**MATERIAL**:
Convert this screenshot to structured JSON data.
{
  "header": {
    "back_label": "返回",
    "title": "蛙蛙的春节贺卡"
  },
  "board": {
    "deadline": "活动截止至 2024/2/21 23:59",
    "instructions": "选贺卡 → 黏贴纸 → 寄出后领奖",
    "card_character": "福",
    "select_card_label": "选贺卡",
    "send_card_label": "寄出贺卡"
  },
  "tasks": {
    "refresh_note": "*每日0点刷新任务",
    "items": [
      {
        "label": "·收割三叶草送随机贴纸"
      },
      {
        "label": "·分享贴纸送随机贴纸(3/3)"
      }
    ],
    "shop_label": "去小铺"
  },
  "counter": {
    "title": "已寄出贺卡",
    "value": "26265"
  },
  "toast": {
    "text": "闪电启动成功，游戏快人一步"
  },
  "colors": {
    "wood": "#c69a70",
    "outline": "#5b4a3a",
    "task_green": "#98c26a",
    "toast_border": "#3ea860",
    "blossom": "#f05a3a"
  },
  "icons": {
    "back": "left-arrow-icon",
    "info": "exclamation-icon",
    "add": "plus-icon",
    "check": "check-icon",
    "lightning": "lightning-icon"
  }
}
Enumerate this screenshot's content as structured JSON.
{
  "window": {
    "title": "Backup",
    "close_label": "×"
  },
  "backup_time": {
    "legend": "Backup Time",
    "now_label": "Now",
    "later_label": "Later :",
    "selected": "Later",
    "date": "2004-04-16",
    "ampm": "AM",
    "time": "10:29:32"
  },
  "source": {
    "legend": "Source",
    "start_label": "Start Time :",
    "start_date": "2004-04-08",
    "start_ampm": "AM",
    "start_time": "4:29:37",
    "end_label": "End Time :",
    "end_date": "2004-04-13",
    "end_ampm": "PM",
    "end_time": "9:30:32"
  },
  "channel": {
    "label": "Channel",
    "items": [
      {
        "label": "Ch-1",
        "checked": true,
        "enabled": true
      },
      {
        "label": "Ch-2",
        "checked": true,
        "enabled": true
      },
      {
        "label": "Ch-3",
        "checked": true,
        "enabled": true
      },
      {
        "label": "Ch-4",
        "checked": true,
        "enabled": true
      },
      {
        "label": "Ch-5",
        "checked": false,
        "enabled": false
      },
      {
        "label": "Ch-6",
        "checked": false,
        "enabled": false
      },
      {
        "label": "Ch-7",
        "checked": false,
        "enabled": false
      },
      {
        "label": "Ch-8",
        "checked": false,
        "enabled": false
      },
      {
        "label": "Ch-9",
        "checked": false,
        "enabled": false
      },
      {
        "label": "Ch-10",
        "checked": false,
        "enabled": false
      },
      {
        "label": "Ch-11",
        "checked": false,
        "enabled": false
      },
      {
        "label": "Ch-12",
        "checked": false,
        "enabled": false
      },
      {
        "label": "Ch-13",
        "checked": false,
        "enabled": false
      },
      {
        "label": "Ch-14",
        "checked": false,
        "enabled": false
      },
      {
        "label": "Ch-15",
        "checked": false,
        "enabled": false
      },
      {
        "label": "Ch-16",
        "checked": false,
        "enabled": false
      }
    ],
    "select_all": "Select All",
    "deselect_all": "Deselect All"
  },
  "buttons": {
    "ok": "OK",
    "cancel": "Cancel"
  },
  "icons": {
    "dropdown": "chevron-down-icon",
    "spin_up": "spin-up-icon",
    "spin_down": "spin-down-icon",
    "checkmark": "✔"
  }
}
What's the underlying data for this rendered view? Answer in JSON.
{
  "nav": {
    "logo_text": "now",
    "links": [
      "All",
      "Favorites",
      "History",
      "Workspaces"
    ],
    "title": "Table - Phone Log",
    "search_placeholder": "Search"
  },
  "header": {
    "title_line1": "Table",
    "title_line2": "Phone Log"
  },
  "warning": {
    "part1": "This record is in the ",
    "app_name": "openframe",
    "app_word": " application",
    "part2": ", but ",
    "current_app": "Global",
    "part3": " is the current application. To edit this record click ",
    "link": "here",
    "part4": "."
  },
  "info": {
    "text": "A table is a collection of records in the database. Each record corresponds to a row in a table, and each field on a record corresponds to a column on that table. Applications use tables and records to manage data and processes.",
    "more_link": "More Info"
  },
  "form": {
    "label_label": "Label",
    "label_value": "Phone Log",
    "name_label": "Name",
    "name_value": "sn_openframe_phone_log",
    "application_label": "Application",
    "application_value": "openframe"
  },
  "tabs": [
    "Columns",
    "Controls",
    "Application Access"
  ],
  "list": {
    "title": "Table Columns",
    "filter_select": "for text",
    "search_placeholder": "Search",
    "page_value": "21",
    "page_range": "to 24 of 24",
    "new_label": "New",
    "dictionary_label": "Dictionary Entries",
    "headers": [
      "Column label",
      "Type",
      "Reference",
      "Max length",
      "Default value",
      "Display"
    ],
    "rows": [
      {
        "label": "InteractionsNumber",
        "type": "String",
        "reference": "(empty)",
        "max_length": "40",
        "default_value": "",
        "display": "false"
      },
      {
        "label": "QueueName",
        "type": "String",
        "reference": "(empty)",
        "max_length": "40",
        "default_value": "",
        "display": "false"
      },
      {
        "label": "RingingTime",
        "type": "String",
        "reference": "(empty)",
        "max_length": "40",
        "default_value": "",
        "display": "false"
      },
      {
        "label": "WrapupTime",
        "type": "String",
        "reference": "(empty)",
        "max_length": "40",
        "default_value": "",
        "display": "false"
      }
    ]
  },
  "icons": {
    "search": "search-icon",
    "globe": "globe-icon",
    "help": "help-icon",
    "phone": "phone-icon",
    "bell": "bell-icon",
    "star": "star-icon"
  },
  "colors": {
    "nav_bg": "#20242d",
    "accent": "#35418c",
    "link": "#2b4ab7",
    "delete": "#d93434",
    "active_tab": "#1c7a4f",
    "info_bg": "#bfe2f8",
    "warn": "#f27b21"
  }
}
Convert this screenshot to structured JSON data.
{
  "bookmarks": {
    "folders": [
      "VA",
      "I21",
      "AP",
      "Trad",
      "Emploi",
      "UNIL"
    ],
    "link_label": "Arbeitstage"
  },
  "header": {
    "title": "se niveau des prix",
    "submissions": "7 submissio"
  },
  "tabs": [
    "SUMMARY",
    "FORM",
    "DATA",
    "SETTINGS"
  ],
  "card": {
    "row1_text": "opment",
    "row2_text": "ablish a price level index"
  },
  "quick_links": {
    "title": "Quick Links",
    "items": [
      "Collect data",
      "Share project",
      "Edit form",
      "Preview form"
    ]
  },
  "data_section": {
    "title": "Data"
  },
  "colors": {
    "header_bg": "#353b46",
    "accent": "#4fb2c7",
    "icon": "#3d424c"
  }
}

**AIM OF THE EXERCISE**:
Write out every line exactly as it stands.

**RESPONSE**:
Convert this screenshot to structured JSON data.
{
  "header": {
    "back_label": "返回",
    "title": "蛙蛙的春节贺卡"
  },
  "board": {
    "deadline": "活动截止至 2024/2/21 23:59",
    "instructions": "选贺卡 → 黏贴纸 → 寄出后领奖",
    "card_character": "福",
    "select_card_label": "选贺卡",
    "send_card_label": "寄出贺卡"
  },
  "tasks": {
    "refresh_note": "*每日0点刷新任务",
    "items": [
      {
        "label": "·收割三叶草送随机贴纸"
      },
      {
        "label": "·分享贴纸送随机贴纸(3/3)"
      }
    ],
    "shop_label": "去小铺"
  },
  "counter": {
    "title": "已寄出贺卡",
    "value": "26265"
  },
  "toast": {
    "text": "闪电启动成功，游戏快人一步"
  },
  "colors": {
    "wood": "#c69a70",
    "outline": "#5b4a3a",
    "task_green": "#98c26a",
    "toast_border": "#3ea860",
    "blossom": "#f05a3a"
  },
  "icons": {
    "back": "left-arrow-icon",
    "info": "exclamation-icon",
    "add": "plus-icon",
    "check": "check-icon",
    "lightning": "lightning-icon"
  }
}
Enumerate this screenshot's content as structured JSON.
{
  "window": {
    "title": "Backup",
    "close_label": "×"
  },
  "backup_time": {
    "legend": "Backup Time",
    "now_label": "Now",
    "later_label": "Later :",
    "selected": "Later",
    "date": "2004-04-16",
    "ampm": "AM",
    "time": "10:29:32"
  },
  "source": {
    "legend": "Source",
    "start_label": "Start Time :",
    "start_date": "2004-04-08",
    "start_ampm": "AM",
    "start_time": "4:29:37",
    "end_label": "End Time :",
    "end_date": "2004-04-13",
    "end_ampm": "PM",
    "end_time": "9:30:32"
  },
  "channel": {
    "label": "Channel",
    "items": [
      {
        "label": "Ch-1",
        "checked": true,
        "enabled": true
      },
      {
        "label": "Ch-2",
        "checked": true,
        "enabled": true
      },
      {
        "label": "Ch-3",
        "checked": true,
        "enabled": true
      },
      {
        "label": "Ch-4",
        "checked": true,
        "enabled": true
      },
      {
        "label": "Ch-5",
        "checked": false,
        "enabled": false
      },
      {
        "label": "Ch-6",
        "checked": false,
        "enabled": false
      },
      {
        "label": "Ch-7",
        "checked": false,
        "enabled": false
      },
      {
        "label": "Ch-8",
        "checked": false,
        "enabled": false
      },
      {
        "label": "Ch-9",
        "checked": false,
        "enabled": false
      },
      {
        "label": "Ch-10",
        "checked": false,
        "enabled": false
      },
      {
        "label": "Ch-11",
        "checked": false,
        "enabled": false
      },
      {
        "label": "Ch-12",
        "checked": false,
        "enabled": false
      },
      {
        "label": "Ch-13",
        "checked": false,
        "enabled": false
      },
      {
        "label": "Ch-14",
        "checked": false,
        "enabled": false
      },
      {
        "label": "Ch-15",
        "checked": false,
        "enabled": false
      },
      {
        "label": "Ch-16",
        "checked": false,
        "enabled": false
      }
    ],
    "select_all": "Select All",
    "deselect_all": "Deselect All"
  },
  "buttons": {
    "ok": "OK",
    "cancel": "Cancel"
  },
  "icons": {
    "dropdown": "chevron-down-icon",
    "spin_up": "spin-up-icon",
    "spin_down": "spin-down-icon",
    "checkmark": "✔"
  }
}
What's the underlying data for this rendered view? Answer in JSON.
{
  "nav": {
    "logo_text": "now",
    "links": [
      "All",
      "Favorites",
      "History",
      "Workspaces"
    ],
    "title": "Table - Phone Log",
    "search_placeholder": "Search"
  },
  "header": {
    "title_line1": "Table",
    "title_line2": "Phone Log"
  },
  "warning": {
    "part1": "This record is in the ",
    "app_name": "openframe",
    "app_word": " application",
    "part2": ", but ",
    "current_app": "Global",
    "part3": " is the current application. To edit this record click ",
    "link": "here",
    "part4": "."
  },
  "info": {
    "text": "A table is a collection of records in the database. Each record corresponds to a row in a table, and each field on a record corresponds to a column on that table. Applications use tables and records to manage data and processes.",
    "more_link": "More Info"
  },
  "form": {
    "label_label": "Label",
    "label_value": "Phone Log",
    "name_label": "Name",
    "name_value": "sn_openframe_phone_log",
    "application_label": "Application",
    "application_value": "openframe"
  },
  "tabs": [
    "Columns",
    "Controls",
    "Application Access"
  ],
  "list": {
    "title": "Table Columns",
    "filter_select": "for text",
    "search_placeholder": "Search",
    "page_value": "21",
    "page_range": "to 24 of 24",
    "new_label": "New",
    "dictionary_label": "Dictionary Entries",
    "headers": [
      "Column label",
      "Type",
      "Reference",
      "Max length",
      "Default value",
      "Display"
    ],
    "rows": [
      {
        "label": "InteractionsNumber",
        "type": "String",
        "reference": "(empty)",
        "max_length": "40",
        "default_value": "",
        "display": "false"
      },
      {
        "label": "QueueName",
        "type": "String",
        "reference": "(empty)",
        "max_length": "40",
        "default_value": "",
        "display": "false"
      },
      {
        "label": "RingingTime",
        "type": "String",
        "reference": "(empty)",
        "max_length": "40",
        "default_value": "",
        "display": "false"
      },
      {
        "label": "WrapupTime",
        "type": "String",
        "reference": "(empty)",
        "max_length": "40",
        "default_value": "",
        "display": "false"
      }
    ]
  },
  "icons": {
    "search": "search-icon",
    "globe": "globe-icon",
    "help": "help-icon",
    "phone": "phone-icon",
    "bell": "bell-icon",
    "star": "star-icon"
  },
  "colors": {
    "nav_bg": "#20242d",
    "accent": "#35418c",
    "link": "#2b4ab7",
    "delete": "#d93434",
    "active_tab": "#1c7a4f",
    "info_bg": "#bfe2f8",
    "warn": "#f27b21"
  }
}
Convert this screenshot to structured JSON data.
{
  "bookmarks": {
    "folders": [
      "VA",
      "I21",
      "AP",
      "Trad",
      "Emploi",
      "UNIL"
    ],
    "link_label": "Arbeitstage"
  },
  "header": {
    "title": "se niveau des prix",
    "submissions": "7 submissio"
  },
  "tabs": [
    "SUMMARY",
    "FORM",
    "DATA",
    "SETTINGS"
  ],
  "card": {
    "row1_text": "opment",
    "row2_text": "ablish a price level index"
  },
  "quick_links": {
    "title": "Quick Links",
    "items": [
      "Collect data",
      "Share project",
      "Edit form",
      "Preview form"
    ]
  },
  "data_section": {
    "title": "Data"
  },
  "colors": {
    "header_bg": "#353b46",
    "accent": "#4fb2c7",
    "icon": "#3d424c"
  }
}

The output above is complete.